--- BEGIN ---
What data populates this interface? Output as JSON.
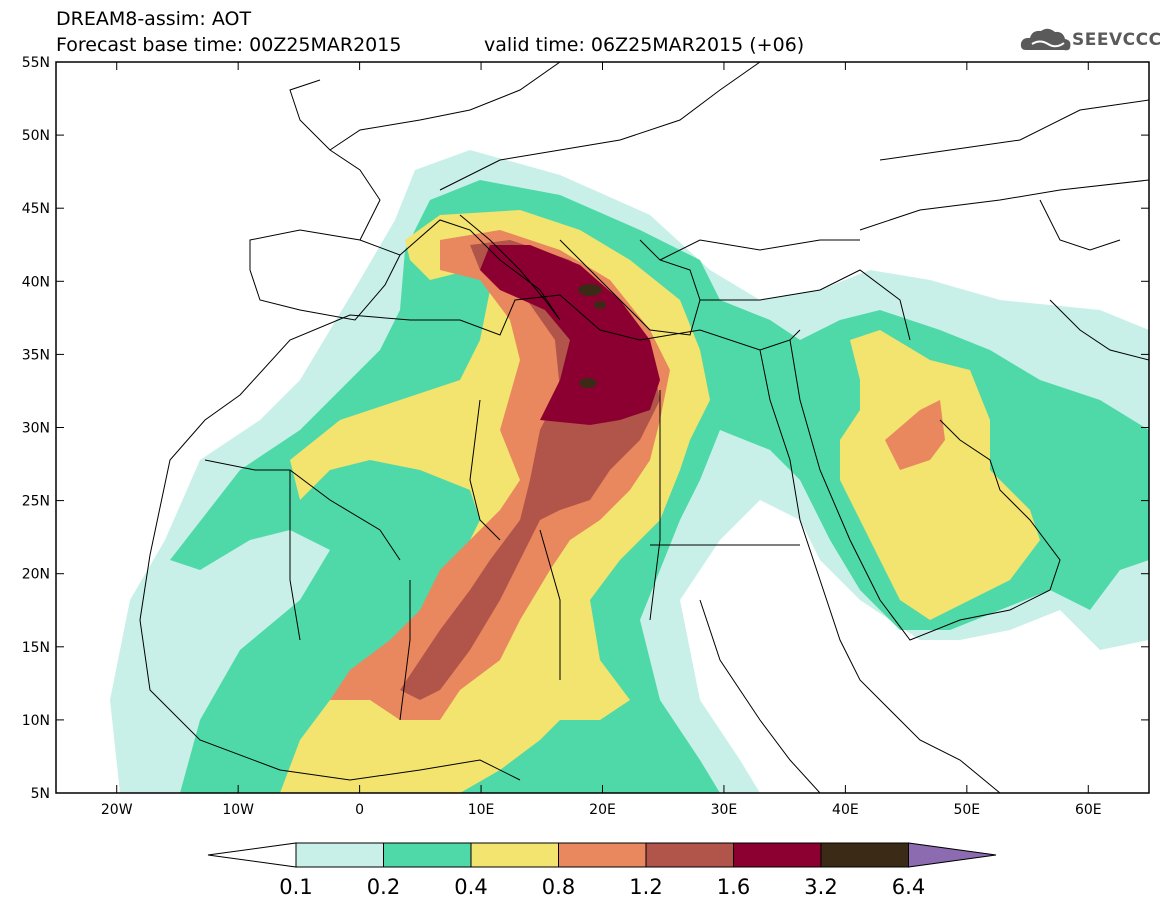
{
  "header": {
    "title": "DREAM8-assim: AOT",
    "base_time": "Forecast base time: 00Z25MAR2015",
    "valid_time": "valid time: 06Z25MAR2015 (+06)",
    "logo_text": "SEEVCCC"
  },
  "map": {
    "lat_labels": [
      "55N",
      "50N",
      "45N",
      "40N",
      "35N",
      "30N",
      "25N",
      "20N",
      "15N",
      "10N",
      "5N"
    ],
    "lon_labels": [
      "20W",
      "10W",
      "0",
      "10E",
      "20E",
      "30E",
      "40E",
      "50E",
      "60E"
    ],
    "lon_range": [
      -25,
      65
    ],
    "lat_range": [
      5,
      55
    ]
  },
  "legend": {
    "levels": [
      "0.1",
      "0.2",
      "0.4",
      "0.8",
      "1.2",
      "1.6",
      "3.2",
      "6.4"
    ],
    "colors": {
      "below": "#ffffff",
      "c1": "#c8f0e8",
      "c2": "#4fd9a8",
      "c3": "#f3e36f",
      "c4": "#e9875e",
      "c5": "#b1544a",
      "c6": "#8b0030",
      "c7": "#3b2a16",
      "above": "#8d6bb0"
    }
  }
}
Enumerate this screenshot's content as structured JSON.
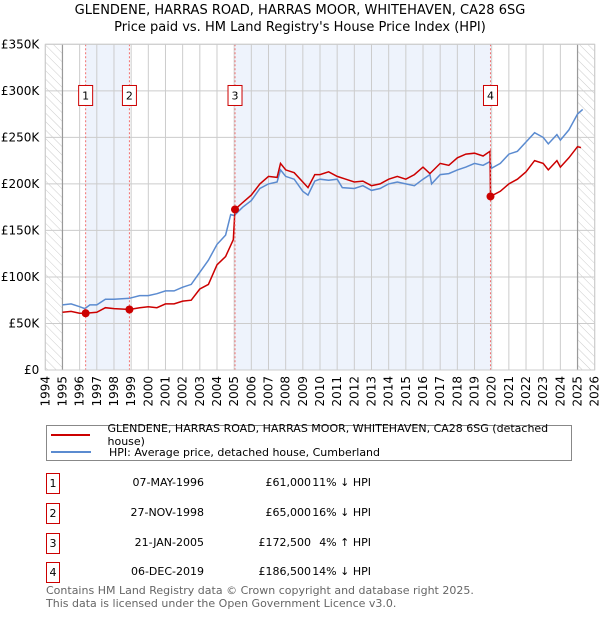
{
  "title": "GLENDENE, HARRAS ROAD, HARRAS MOOR, WHITEHAVEN, CA28 6SG",
  "subtitle": "Price paid vs. HM Land Registry's House Price Index (HPI)",
  "chart_data": {
    "type": "line",
    "xlim": [
      1994,
      2026
    ],
    "ylim": [
      0,
      350000
    ],
    "x_ticks": [
      "1994",
      "1995",
      "1996",
      "1997",
      "1998",
      "1999",
      "2000",
      "2001",
      "2002",
      "2003",
      "2004",
      "2005",
      "2006",
      "2007",
      "2008",
      "2009",
      "2010",
      "2011",
      "2012",
      "2013",
      "2014",
      "2015",
      "2016",
      "2017",
      "2018",
      "2019",
      "2020",
      "2021",
      "2022",
      "2023",
      "2024",
      "2025",
      "2026"
    ],
    "y_ticks": [
      {
        "v": 0,
        "label": "£0"
      },
      {
        "v": 50000,
        "label": "£50K"
      },
      {
        "v": 100000,
        "label": "£100K"
      },
      {
        "v": 150000,
        "label": "£150K"
      },
      {
        "v": 200000,
        "label": "£200K"
      },
      {
        "v": 250000,
        "label": "£250K"
      },
      {
        "v": 300000,
        "label": "£300K"
      },
      {
        "v": 350000,
        "label": "£350K"
      }
    ],
    "grid": true,
    "hatched_before": 1995,
    "hatched_after": 2025,
    "shaded_ranges": [
      [
        1996.35,
        1998.9
      ],
      [
        2005.05,
        2019.93
      ]
    ],
    "colors": {
      "property": "#cc0000",
      "hpi": "#5b8bd0",
      "marker": "#cc0000",
      "shade": "#eef3fc"
    },
    "series": [
      {
        "name": "GLENDENE, HARRAS ROAD, HARRAS MOOR, WHITEHAVEN, CA28 6SG (detached house)",
        "key": "property",
        "x": [
          1995,
          1995.5,
          1996,
          1996.35,
          1997,
          1997.5,
          1998,
          1998.9,
          1999.5,
          2000,
          2000.5,
          2001,
          2001.5,
          2002,
          2002.5,
          2003,
          2003.5,
          2004,
          2004.5,
          2004.95,
          2005.05,
          2005.5,
          2006,
          2006.5,
          2007,
          2007.5,
          2007.7,
          2008,
          2008.5,
          2009,
          2009.3,
          2009.7,
          2010,
          2010.5,
          2011,
          2011.5,
          2012,
          2012.5,
          2013,
          2013.5,
          2014,
          2014.5,
          2015,
          2015.5,
          2016,
          2016.4,
          2017,
          2017.5,
          2018,
          2018.5,
          2019,
          2019.5,
          2019.9,
          2019.93,
          2020.5,
          2021,
          2021.5,
          2022,
          2022.5,
          2023,
          2023.3,
          2023.8,
          2024,
          2024.5,
          2025,
          2025.2
        ],
        "y": [
          62000,
          63000,
          61000,
          61000,
          62000,
          67000,
          66000,
          65000,
          67000,
          68000,
          67000,
          71000,
          71000,
          74000,
          75000,
          87000,
          92000,
          113000,
          122000,
          140000,
          172500,
          180000,
          188000,
          200000,
          208000,
          207000,
          222000,
          215000,
          212000,
          202000,
          196000,
          210000,
          210000,
          213000,
          208000,
          205000,
          202000,
          203000,
          198000,
          200000,
          205000,
          208000,
          205000,
          210000,
          218000,
          211000,
          222000,
          220000,
          228000,
          232000,
          233000,
          230000,
          235000,
          186500,
          192000,
          200000,
          205000,
          213000,
          225000,
          222000,
          215000,
          225000,
          218000,
          228000,
          240000,
          239000
        ]
      },
      {
        "name": "HPI: Average price, detached house, Cumberland",
        "key": "hpi",
        "x": [
          1995,
          1995.5,
          1996,
          1996.3,
          1996.6,
          1997,
          1997.5,
          1998,
          1998.9,
          1999.5,
          2000,
          2000.5,
          2001,
          2001.5,
          2002,
          2002.5,
          2003,
          2003.5,
          2004,
          2004.5,
          2004.8,
          2005,
          2005.5,
          2006,
          2006.5,
          2007,
          2007.5,
          2007.7,
          2008,
          2008.5,
          2009,
          2009.3,
          2009.7,
          2010,
          2010.5,
          2011,
          2011.3,
          2012,
          2012.5,
          2013,
          2013.5,
          2014,
          2014.5,
          2015,
          2015.5,
          2016,
          2016.4,
          2016.5,
          2017,
          2017.5,
          2018,
          2018.5,
          2019,
          2019.5,
          2019.9,
          2020,
          2020.5,
          2021,
          2021.5,
          2022,
          2022.5,
          2023,
          2023.3,
          2023.8,
          2024,
          2024.5,
          2025,
          2025.3
        ],
        "y": [
          70000,
          71000,
          68000,
          66000,
          70000,
          70000,
          76000,
          76000,
          77000,
          80000,
          80000,
          82000,
          85000,
          85000,
          89000,
          92000,
          105000,
          118000,
          135000,
          145000,
          167000,
          166000,
          175000,
          182000,
          195000,
          200000,
          202000,
          215000,
          208000,
          205000,
          192000,
          188000,
          203000,
          205000,
          204000,
          205000,
          196000,
          195000,
          198000,
          193000,
          195000,
          200000,
          202000,
          200000,
          198000,
          205000,
          210000,
          200000,
          210000,
          211000,
          215000,
          218000,
          222000,
          220000,
          224000,
          217000,
          222000,
          232000,
          235000,
          245000,
          255000,
          250000,
          243000,
          253000,
          247000,
          258000,
          275000,
          280000
        ]
      }
    ],
    "markers": [
      {
        "num": "1",
        "x": 1996.35,
        "y": 61000
      },
      {
        "num": "2",
        "x": 1998.9,
        "y": 65000
      },
      {
        "num": "3",
        "x": 2005.05,
        "y": 172500
      },
      {
        "num": "4",
        "x": 2019.93,
        "y": 186500
      }
    ],
    "marker_label_value": 295000
  },
  "legend": {
    "property_label": "GLENDENE, HARRAS ROAD, HARRAS MOOR, WHITEHAVEN, CA28 6SG (detached house)",
    "hpi_label": "HPI: Average price, detached house, Cumberland"
  },
  "transactions": [
    {
      "num": "1",
      "date": "07-MAY-1996",
      "price": "£61,000",
      "pct": "11% ↓ HPI"
    },
    {
      "num": "2",
      "date": "27-NOV-1998",
      "price": "£65,000",
      "pct": "16% ↓ HPI"
    },
    {
      "num": "3",
      "date": "21-JAN-2005",
      "price": "£172,500",
      "pct": "4% ↑ HPI"
    },
    {
      "num": "4",
      "date": "06-DEC-2019",
      "price": "£186,500",
      "pct": "14% ↓ HPI"
    }
  ],
  "footer": {
    "line1": "Contains HM Land Registry data © Crown copyright and database right 2025.",
    "line2": "This data is licensed under the Open Government Licence v3.0."
  }
}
--- END ---
List all lines above in which the string "GLENDENE" appears.

**Answer to this exercise:**
  "title": "GLENDENE, HARRAS ROAD, HARRAS MOOR, WHITEHAVEN, CA28 6SG",
        "name": "GLENDENE, HARRAS ROAD, HARRAS MOOR, WHITEHAVEN, CA28 6SG (detached house)",
    "property_label": "GLENDENE, HARRAS ROAD, HARRAS MOOR, WHITEHAVEN, CA28 6SG (detached house)",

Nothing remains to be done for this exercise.